-- WHAT NEEDS TO BE DONE --
List all the lines in these records that hold "Smart".

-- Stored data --
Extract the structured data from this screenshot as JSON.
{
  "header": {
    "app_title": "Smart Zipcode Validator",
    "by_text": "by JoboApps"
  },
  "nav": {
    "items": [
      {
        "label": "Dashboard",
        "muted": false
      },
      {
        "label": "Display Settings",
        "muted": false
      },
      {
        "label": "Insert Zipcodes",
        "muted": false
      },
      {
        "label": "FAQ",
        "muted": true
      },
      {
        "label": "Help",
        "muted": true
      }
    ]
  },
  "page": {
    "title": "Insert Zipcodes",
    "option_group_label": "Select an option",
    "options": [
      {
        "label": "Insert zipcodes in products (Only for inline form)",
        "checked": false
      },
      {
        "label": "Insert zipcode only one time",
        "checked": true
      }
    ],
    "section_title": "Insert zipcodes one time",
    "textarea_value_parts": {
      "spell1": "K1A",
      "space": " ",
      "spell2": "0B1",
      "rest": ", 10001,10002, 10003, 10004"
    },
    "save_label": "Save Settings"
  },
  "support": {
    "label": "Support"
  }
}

...

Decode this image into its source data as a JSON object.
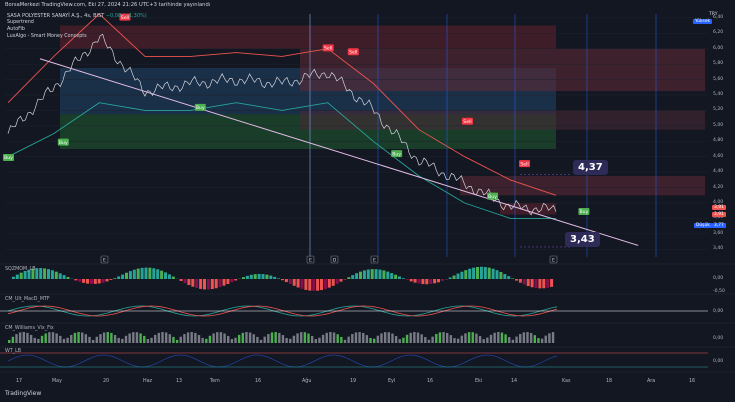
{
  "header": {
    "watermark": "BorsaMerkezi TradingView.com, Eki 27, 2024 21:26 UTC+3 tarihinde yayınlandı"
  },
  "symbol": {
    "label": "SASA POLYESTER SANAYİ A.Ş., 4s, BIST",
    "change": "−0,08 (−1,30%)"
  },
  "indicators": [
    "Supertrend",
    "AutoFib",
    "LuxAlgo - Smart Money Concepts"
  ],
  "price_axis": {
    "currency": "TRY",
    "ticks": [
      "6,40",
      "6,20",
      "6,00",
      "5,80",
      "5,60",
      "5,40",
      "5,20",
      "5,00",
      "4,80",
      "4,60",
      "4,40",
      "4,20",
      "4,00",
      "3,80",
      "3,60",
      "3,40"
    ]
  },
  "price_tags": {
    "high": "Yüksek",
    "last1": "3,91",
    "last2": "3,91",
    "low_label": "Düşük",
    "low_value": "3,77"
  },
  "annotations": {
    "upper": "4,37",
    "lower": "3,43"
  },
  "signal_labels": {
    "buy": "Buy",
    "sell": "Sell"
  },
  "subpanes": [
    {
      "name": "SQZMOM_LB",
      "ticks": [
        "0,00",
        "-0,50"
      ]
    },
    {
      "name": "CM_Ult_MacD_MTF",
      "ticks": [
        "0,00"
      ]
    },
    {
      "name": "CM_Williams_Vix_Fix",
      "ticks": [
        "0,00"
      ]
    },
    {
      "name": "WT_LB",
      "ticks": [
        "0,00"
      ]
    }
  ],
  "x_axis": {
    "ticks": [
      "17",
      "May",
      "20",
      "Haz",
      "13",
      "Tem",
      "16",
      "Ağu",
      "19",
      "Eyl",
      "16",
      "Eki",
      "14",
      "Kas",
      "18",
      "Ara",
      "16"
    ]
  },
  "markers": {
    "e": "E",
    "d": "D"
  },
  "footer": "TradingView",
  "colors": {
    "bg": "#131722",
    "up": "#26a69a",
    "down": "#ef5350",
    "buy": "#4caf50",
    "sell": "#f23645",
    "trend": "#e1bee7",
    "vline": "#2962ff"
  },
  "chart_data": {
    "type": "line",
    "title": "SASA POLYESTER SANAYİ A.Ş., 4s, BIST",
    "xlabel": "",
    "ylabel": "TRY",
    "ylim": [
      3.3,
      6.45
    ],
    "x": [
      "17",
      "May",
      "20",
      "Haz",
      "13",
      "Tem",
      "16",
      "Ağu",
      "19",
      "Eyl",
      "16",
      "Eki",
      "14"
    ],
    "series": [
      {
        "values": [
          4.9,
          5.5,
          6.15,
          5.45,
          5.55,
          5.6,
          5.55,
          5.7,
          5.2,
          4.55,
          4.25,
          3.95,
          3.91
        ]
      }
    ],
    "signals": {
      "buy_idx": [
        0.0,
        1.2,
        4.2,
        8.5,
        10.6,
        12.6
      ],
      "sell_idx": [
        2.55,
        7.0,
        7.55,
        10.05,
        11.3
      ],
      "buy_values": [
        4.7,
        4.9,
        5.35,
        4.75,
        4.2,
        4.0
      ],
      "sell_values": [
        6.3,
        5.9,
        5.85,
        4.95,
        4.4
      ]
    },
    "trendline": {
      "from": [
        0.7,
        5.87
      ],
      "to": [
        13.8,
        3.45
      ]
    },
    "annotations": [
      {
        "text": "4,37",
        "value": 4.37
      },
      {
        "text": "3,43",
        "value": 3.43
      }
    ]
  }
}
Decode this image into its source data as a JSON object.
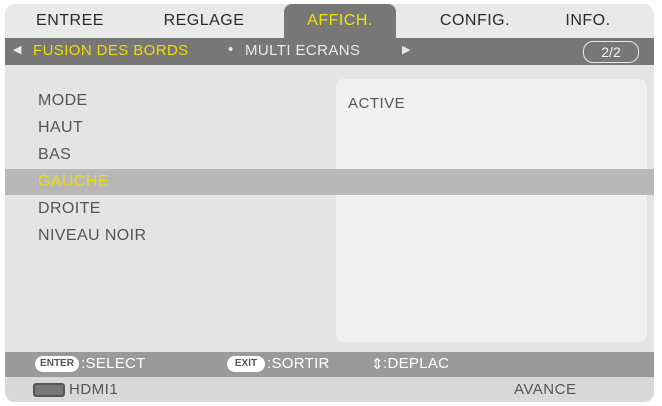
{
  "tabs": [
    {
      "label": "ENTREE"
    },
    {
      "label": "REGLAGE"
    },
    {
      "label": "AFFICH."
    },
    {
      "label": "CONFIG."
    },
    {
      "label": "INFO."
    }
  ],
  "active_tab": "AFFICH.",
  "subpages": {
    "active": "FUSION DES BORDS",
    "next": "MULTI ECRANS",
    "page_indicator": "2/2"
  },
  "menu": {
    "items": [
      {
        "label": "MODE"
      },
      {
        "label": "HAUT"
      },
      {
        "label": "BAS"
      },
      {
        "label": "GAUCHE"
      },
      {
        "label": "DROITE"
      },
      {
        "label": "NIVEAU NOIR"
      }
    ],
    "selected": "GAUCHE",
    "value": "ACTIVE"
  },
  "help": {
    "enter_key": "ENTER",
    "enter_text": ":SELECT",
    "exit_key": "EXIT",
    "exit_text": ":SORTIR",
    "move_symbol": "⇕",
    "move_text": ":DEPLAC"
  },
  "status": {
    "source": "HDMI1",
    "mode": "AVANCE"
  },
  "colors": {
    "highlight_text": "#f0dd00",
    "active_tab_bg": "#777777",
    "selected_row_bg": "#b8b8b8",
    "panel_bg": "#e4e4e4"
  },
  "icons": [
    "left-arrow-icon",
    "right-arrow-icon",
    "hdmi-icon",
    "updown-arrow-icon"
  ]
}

-- TASK RESPONSE --
    "app_title": "Smart Zipcode Validator",
    "LuxAlgo - Smart Money Concepts"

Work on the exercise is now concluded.